### Given records
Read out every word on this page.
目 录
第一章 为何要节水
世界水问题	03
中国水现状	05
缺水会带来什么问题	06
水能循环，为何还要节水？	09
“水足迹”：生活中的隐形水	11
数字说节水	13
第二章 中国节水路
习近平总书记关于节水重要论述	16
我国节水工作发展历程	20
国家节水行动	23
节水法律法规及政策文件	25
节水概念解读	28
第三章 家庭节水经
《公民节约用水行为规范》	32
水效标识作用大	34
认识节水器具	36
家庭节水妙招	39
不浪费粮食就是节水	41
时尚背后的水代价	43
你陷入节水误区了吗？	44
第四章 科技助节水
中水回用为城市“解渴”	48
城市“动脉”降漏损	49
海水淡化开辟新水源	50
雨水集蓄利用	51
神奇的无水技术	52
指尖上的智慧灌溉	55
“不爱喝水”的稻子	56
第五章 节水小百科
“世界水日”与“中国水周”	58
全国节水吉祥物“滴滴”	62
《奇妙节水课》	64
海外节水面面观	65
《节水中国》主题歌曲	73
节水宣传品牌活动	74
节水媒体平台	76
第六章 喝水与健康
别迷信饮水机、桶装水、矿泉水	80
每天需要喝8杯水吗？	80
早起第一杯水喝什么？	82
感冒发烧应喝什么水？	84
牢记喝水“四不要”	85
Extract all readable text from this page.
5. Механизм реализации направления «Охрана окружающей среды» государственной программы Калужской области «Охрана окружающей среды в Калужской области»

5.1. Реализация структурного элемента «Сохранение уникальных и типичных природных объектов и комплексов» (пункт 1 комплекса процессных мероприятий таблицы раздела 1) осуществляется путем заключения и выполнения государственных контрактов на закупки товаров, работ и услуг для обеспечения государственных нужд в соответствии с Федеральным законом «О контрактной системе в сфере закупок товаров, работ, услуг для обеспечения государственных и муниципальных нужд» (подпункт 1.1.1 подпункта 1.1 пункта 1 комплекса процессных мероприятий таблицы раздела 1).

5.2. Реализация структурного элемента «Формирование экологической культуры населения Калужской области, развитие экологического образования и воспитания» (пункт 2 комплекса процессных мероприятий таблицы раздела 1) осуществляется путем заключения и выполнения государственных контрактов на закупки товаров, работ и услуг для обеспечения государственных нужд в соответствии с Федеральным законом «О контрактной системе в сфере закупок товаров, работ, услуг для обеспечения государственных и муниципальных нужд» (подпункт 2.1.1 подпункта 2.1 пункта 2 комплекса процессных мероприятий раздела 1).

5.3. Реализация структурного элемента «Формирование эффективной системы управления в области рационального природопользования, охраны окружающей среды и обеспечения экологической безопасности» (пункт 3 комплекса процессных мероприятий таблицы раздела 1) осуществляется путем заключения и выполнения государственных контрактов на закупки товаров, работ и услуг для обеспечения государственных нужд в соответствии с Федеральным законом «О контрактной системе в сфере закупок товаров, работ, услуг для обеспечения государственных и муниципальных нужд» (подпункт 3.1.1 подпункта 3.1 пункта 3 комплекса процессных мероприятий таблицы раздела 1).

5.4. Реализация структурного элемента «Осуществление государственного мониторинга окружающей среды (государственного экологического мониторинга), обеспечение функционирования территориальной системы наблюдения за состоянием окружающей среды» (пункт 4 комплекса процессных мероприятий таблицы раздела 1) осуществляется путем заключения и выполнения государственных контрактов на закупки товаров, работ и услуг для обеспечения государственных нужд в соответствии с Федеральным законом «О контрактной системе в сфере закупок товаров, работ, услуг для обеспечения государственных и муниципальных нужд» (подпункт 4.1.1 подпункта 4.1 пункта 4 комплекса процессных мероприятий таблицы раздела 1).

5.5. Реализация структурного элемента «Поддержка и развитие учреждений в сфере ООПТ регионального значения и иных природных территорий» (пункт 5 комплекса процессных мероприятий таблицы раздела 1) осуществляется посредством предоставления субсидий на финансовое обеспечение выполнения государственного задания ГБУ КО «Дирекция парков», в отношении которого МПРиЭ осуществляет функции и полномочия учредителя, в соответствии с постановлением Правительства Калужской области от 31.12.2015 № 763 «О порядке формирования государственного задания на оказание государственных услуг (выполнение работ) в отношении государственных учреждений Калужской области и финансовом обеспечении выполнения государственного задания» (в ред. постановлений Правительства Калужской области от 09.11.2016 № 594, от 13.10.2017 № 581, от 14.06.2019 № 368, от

### Exercise description
Reproduce the full listing exactly.

### Answer below
Read out every word on this page.
目 录
第一章 为何要节水
世界水问题	03
中国水现状	05
缺水会带来什么问题	06
水能循环，为何还要节水？	09
“水足迹”：生活中的隐形水	11
数字说节水	13
第二章 中国节水路
习近平总书记关于节水重要论述	16
我国节水工作发展历程	20
国家节水行动	23
节水法律法规及政策文件	25
节水概念解读	28
第三章 家庭节水经
《公民节约用水行为规范》	32
水效标识作用大	34
认识节水器具	36
家庭节水妙招	39
不浪费粮食就是节水	41
时尚背后的水代价	43
你陷入节水误区了吗？	44
第四章 科技助节水
中水回用为城市“解渴”	48
城市“动脉”降漏损	49
海水淡化开辟新水源	50
雨水集蓄利用	51
神奇的无水技术	52
指尖上的智慧灌溉	55
“不爱喝水”的稻子	56
第五章 节水小百科
“世界水日”与“中国水周”	58
全国节水吉祥物“滴滴”	62
《奇妙节水课》	64
海外节水面面观	65
《节水中国》主题歌曲	73
节水宣传品牌活动	74
节水媒体平台	76
第六章 喝水与健康
别迷信饮水机、桶装水、矿泉水	80
每天需要喝8杯水吗？	80
早起第一杯水喝什么？	82
感冒发烧应喝什么水？	84
牢记喝水“四不要”	85
Extract all readable text from this page.
5. Механизм реализации направления «Охрана окружающей среды» государственной программы Калужской области «Охрана окружающей среды в Калужской области»

5.1. Реализация структурного элемента «Сохранение уникальных и типичных природных объектов и комплексов» (пункт 1 комплекса процессных мероприятий таблицы раздела 1) осуществляется путем заключения и выполнения государственных контрактов на закупки товаров, работ и услуг для обеспечения государственных нужд в соответствии с Федеральным законом «О контрактной системе в сфере закупок товаров, работ, услуг для обеспечения государственных и муниципальных нужд» (подпункт 1.1.1 подпункта 1.1 пункта 1 комплекса процессных мероприятий таблицы раздела 1).

5.2. Реализация структурного элемента «Формирование экологической культуры населения Калужской области, развитие экологического образования и воспитания» (пункт 2 комплекса процессных мероприятий таблицы раздела 1) осуществляется путем заключения и выполнения государственных контрактов на закупки товаров, работ и услуг для обеспечения государственных нужд в соответствии с Федеральным законом «О контрактной системе в сфере закупок товаров, работ, услуг для обеспечения государственных и муниципальных нужд» (подпункт 2.1.1 подпункта 2.1 пункта 2 комплекса процессных мероприятий раздела 1).

5.3. Реализация структурного элемента «Формирование эффективной системы управления в области рационального природопользования, охраны окружающей среды и обеспечения экологической безопасности» (пункт 3 комплекса процессных мероприятий таблицы раздела 1) осуществляется путем заключения и выполнения государственных контрактов на закупки товаров, работ и услуг для обеспечения государственных нужд в соответствии с Федеральным законом «О контрактной системе в сфере закупок товаров, работ, услуг для обеспечения государственных и муниципальных нужд» (подпункт 3.1.1 подпункта 3.1 пункта 3 комплекса процессных мероприятий таблицы раздела 1).

5.4. Реализация структурного элемента «Осуществление государственного мониторинга окружающей среды (государственного экологического мониторинга), обеспечение функционирования территориальной системы наблюдения за состоянием окружающей среды» (пункт 4 комплекса процессных мероприятий таблицы раздела 1) осуществляется путем заключения и выполнения государственных контрактов на закупки товаров, работ и услуг для обеспечения государственных нужд в соответствии с Федеральным законом «О контрактной системе в сфере закупок товаров, работ, услуг для обеспечения государственных и муниципальных нужд» (подпункт 4.1.1 подпункта 4.1 пункта 4 комплекса процессных мероприятий таблицы раздела 1).

5.5. Реализация структурного элемента «Поддержка и развитие учреждений в сфере ООПТ регионального значения и иных природных территорий» (пункт 5 комплекса процессных мероприятий таблицы раздела 1) осуществляется посредством предоставления субсидий на финансовое обеспечение выполнения государственного задания ГБУ КО «Дирекция парков», в отношении которого МПРиЭ осуществляет функции и полномочия учредителя, в соответствии с постановлением Правительства Калужской области от 31.12.2015 № 763 «О порядке формирования государственного задания на оказание государственных услуг (выполнение работ) в отношении государственных учреждений Калужской области и финансовом обеспечении выполнения государственного задания» (в ред. постановлений Правительства Калужской области от 09.11.2016 № 594, от 13.10.2017 № 581, от 14.06.2019 № 368, от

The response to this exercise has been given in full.